## Short task:
Pick out each line of the records that includes the string "name", and copy it.

## Provided data:
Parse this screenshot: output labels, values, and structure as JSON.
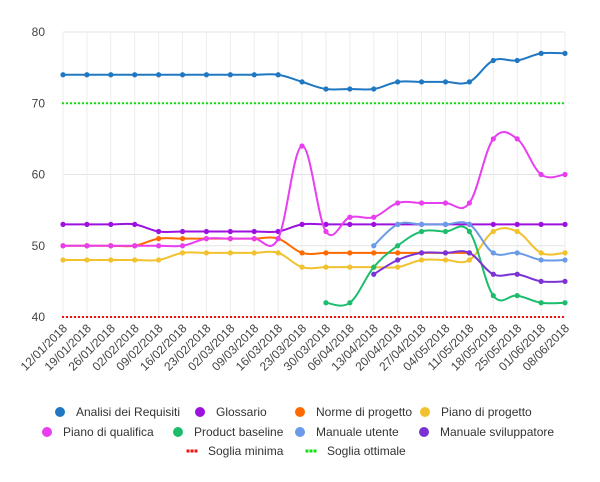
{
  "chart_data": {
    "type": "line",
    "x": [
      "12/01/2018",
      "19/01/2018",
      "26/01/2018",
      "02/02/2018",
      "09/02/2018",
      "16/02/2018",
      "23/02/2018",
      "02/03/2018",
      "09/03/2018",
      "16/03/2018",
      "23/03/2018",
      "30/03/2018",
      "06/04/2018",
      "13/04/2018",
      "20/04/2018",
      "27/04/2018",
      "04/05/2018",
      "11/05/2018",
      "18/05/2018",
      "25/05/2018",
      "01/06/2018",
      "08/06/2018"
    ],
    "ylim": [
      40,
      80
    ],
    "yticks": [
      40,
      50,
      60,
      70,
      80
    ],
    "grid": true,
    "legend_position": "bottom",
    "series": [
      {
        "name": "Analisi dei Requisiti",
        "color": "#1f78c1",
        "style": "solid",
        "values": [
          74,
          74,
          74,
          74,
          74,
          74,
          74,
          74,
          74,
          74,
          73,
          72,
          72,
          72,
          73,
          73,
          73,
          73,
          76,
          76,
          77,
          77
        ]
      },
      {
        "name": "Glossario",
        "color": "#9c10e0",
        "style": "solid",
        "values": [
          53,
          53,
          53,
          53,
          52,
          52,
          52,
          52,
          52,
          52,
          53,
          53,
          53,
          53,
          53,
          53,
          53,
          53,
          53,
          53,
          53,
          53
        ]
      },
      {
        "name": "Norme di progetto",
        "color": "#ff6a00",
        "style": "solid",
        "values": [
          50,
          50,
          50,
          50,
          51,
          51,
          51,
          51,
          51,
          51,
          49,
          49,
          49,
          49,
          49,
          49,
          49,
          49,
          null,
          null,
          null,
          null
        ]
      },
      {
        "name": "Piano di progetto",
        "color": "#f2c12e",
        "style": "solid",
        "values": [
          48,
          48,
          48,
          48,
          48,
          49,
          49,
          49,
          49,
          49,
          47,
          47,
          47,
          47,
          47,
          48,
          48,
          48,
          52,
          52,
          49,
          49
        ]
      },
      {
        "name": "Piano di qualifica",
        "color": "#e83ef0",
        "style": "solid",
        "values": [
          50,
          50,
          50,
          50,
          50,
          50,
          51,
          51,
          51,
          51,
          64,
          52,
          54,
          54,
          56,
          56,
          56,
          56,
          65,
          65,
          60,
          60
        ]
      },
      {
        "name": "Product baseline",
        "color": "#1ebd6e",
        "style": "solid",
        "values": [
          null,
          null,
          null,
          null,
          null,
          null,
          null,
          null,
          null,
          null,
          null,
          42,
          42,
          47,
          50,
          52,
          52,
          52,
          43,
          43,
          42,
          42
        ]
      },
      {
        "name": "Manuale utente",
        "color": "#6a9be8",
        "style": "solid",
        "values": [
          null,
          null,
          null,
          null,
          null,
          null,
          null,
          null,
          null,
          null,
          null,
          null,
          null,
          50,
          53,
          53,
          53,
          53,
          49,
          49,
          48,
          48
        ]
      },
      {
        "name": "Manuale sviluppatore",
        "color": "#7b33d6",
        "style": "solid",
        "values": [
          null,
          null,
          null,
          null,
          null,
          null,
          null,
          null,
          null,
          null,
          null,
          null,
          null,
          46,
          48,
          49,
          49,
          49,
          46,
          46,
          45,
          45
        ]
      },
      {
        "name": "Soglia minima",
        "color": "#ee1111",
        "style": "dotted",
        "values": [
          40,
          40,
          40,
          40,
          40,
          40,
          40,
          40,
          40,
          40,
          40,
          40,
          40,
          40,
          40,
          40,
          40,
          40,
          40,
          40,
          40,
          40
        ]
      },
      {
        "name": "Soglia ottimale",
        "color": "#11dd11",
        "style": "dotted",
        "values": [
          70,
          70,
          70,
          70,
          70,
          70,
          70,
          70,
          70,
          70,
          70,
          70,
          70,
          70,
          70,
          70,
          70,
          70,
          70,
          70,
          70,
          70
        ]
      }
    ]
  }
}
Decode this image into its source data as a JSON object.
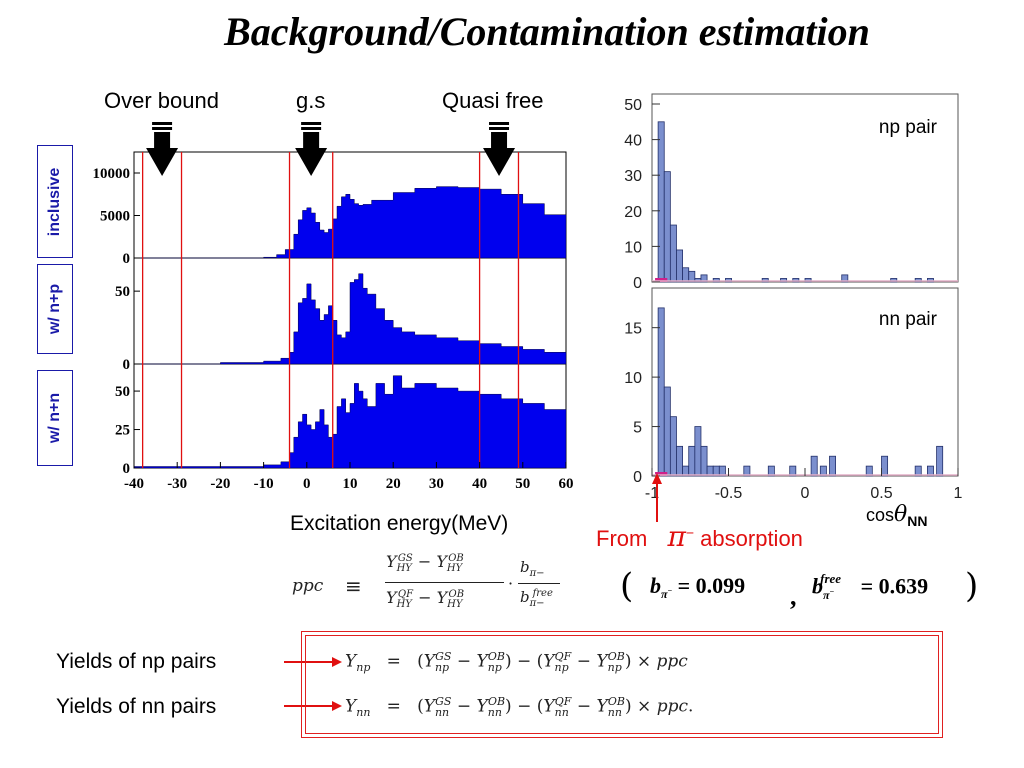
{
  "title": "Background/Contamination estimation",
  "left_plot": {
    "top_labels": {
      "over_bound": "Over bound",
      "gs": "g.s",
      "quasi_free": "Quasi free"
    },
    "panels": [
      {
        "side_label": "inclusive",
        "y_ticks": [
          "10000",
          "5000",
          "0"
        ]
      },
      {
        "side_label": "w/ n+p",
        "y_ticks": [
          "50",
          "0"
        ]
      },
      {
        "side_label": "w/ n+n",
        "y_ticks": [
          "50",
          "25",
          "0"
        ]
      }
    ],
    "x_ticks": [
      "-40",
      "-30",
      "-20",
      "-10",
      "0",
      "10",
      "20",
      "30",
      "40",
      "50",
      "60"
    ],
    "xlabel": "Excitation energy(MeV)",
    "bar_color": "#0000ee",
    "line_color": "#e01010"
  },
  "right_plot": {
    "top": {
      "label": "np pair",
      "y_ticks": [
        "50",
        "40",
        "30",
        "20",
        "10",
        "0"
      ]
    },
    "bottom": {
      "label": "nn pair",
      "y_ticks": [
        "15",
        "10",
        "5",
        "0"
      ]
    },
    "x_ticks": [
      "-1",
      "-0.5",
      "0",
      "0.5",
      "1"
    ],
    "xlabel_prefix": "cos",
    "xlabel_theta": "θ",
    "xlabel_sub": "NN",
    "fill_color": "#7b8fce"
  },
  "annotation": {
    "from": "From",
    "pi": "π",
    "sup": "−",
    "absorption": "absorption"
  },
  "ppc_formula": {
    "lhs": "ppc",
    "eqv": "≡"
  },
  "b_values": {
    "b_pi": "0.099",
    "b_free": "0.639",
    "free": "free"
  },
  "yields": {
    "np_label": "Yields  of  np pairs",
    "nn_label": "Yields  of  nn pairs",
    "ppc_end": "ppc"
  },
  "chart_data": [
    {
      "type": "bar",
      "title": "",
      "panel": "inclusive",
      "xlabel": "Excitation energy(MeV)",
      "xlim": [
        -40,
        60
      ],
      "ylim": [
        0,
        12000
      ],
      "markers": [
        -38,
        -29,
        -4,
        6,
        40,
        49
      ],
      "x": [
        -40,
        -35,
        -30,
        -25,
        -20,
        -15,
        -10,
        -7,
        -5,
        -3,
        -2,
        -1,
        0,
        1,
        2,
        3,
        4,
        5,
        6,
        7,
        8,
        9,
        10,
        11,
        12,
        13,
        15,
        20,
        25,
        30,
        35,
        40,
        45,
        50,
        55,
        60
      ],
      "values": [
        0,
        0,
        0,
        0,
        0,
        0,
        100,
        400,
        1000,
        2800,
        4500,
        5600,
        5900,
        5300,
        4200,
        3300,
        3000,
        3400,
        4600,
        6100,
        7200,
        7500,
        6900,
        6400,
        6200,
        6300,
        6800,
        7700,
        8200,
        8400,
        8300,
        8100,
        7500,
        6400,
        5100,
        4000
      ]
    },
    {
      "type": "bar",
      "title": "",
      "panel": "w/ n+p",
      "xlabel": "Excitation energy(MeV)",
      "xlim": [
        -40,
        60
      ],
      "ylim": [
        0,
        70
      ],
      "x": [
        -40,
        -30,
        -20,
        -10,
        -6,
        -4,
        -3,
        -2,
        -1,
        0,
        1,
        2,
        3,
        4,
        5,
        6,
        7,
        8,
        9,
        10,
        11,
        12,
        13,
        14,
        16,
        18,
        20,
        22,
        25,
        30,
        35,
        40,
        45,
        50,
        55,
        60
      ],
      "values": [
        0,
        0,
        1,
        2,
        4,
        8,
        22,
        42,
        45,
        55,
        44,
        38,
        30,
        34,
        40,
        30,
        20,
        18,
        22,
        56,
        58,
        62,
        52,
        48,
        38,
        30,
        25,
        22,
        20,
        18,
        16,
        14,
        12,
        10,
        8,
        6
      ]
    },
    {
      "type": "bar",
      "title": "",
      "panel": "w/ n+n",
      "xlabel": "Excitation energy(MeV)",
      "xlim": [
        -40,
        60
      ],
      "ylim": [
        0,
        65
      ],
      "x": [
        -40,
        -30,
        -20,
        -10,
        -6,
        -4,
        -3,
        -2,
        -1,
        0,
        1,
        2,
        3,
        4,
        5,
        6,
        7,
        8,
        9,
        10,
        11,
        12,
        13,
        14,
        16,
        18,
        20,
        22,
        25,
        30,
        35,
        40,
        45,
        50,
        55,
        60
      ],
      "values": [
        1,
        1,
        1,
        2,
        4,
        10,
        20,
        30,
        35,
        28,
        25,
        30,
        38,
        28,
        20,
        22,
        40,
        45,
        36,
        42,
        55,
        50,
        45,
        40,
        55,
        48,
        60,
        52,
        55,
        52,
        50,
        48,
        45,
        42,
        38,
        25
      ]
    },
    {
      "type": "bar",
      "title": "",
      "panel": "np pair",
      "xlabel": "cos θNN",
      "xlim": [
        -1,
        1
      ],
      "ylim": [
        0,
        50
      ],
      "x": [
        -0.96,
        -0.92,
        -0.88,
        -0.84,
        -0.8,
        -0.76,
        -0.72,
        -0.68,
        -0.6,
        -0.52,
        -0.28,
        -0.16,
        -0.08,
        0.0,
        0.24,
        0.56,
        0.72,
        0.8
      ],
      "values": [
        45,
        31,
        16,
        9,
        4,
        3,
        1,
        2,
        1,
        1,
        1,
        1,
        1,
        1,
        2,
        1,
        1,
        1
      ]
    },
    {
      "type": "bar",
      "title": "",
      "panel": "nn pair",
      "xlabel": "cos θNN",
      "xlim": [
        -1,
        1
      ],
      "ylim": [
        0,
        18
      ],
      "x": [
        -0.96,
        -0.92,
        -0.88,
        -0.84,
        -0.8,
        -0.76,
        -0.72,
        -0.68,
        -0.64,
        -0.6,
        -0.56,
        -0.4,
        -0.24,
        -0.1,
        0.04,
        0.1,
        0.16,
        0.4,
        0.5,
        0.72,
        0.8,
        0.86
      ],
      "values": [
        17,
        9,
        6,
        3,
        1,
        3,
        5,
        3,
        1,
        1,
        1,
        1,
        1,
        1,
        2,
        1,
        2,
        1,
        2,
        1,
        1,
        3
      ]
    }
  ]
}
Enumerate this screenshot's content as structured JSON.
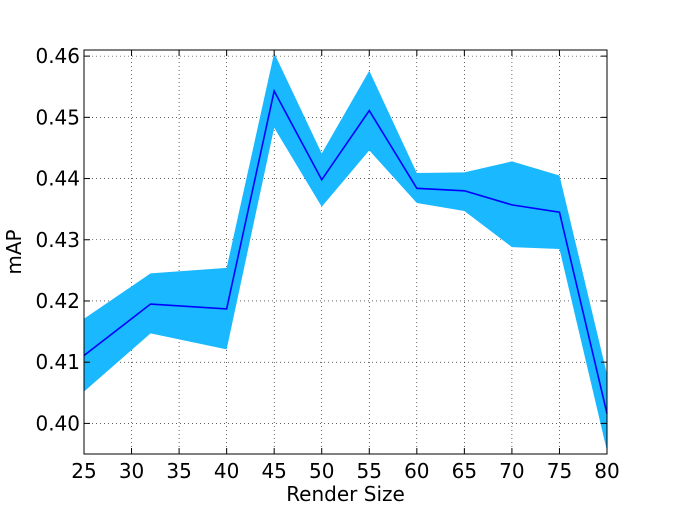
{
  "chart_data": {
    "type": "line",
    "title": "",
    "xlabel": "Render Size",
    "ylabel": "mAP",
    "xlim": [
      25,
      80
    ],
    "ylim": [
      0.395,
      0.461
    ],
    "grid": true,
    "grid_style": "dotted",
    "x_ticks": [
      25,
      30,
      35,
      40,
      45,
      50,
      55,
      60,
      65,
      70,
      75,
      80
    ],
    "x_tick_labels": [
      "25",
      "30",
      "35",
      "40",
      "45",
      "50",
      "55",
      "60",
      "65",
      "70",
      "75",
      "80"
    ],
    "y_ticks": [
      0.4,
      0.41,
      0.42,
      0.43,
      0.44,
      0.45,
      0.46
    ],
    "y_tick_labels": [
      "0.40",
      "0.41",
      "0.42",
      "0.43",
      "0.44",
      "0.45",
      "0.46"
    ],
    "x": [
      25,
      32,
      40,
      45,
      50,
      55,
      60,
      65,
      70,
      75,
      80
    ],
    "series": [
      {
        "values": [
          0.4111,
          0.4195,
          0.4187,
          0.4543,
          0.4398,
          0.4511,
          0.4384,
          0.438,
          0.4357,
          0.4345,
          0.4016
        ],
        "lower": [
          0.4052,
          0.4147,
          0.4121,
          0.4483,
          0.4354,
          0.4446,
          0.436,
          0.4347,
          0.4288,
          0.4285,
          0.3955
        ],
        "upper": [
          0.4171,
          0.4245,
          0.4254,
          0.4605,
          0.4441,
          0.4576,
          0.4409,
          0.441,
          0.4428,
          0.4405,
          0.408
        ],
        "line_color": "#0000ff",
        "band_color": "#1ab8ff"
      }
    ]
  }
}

## Problem solution:
        "name": "Analisi dei Requisiti",
        "name": "Glossario",
        "name": "Norme di progetto",
        "name": "Piano di progetto",
        "name": "Piano di qualifica",
        "name": "Product baseline",
        "name": "Manuale utente",
        "name": "Manuale sviluppatore",
        "name": "Soglia minima",
        "name": "Soglia ottimale",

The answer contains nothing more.